* **What you will do**
Please state the number of lines in the listing that contain the word "YnNCAG", and nothing else.

* **Exercise input**
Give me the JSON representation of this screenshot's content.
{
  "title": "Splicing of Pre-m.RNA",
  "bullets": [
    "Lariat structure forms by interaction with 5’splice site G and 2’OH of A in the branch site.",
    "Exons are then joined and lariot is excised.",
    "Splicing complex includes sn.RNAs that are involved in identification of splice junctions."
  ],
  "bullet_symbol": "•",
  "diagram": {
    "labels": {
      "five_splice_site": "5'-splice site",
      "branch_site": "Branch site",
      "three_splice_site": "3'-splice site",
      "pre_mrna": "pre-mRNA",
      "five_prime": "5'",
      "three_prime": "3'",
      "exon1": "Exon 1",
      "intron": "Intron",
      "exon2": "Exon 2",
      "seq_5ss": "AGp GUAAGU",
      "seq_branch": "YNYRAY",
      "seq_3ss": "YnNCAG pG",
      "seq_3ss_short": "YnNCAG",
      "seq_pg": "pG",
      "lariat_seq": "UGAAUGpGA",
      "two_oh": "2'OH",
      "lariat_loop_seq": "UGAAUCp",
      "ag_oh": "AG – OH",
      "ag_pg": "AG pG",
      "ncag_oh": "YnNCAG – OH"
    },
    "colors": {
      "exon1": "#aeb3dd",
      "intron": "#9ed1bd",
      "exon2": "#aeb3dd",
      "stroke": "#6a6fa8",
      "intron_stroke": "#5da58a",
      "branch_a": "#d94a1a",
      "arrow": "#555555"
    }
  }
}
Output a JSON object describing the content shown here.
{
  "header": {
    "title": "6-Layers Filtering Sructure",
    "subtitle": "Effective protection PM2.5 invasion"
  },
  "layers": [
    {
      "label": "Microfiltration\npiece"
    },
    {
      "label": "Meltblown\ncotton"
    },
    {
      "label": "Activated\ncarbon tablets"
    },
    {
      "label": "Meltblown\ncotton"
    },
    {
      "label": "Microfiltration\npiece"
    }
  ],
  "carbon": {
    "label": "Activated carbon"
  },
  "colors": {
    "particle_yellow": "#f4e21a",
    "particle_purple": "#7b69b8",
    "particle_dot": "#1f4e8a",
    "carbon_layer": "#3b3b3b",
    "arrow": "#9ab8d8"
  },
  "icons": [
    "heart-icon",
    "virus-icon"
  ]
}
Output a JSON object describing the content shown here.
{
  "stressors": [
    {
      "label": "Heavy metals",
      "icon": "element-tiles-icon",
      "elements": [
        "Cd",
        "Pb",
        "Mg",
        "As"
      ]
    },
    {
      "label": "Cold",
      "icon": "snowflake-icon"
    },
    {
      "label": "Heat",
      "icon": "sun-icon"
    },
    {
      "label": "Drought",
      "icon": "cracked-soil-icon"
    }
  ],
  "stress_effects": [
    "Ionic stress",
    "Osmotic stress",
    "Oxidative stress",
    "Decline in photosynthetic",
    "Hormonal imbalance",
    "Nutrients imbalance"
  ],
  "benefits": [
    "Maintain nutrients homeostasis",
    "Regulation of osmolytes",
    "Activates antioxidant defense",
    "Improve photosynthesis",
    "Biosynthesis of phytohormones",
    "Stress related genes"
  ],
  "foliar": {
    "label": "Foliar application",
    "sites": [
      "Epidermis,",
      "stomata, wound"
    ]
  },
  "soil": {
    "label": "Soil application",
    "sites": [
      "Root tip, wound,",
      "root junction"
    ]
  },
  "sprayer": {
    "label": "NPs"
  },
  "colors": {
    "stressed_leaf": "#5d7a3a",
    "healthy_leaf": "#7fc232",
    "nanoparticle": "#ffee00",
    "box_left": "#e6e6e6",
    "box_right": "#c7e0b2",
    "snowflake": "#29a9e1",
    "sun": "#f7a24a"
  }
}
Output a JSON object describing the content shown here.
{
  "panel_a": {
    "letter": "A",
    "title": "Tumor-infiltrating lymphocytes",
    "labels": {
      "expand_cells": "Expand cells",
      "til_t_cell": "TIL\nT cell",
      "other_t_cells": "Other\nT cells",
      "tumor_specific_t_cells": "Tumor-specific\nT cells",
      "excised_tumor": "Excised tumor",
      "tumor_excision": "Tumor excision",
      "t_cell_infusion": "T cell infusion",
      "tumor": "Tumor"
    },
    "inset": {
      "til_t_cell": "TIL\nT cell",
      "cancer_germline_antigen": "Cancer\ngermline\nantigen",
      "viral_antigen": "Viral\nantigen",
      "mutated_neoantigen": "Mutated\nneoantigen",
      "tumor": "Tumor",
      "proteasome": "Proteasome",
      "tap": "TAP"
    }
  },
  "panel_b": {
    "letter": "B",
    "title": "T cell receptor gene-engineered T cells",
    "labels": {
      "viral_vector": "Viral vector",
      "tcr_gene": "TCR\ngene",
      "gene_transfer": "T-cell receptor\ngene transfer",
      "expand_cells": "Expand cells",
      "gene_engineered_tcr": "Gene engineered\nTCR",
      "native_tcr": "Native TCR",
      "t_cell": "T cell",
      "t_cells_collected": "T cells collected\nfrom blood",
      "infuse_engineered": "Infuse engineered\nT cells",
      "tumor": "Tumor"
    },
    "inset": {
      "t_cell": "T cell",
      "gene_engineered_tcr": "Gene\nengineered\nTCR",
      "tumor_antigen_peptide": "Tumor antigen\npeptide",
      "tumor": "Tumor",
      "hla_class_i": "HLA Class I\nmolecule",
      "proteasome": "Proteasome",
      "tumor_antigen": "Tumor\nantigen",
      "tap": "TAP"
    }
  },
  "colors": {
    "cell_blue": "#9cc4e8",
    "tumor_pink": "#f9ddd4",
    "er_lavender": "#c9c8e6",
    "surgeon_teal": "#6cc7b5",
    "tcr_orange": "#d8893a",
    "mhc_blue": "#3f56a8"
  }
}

* **Result of the task**
3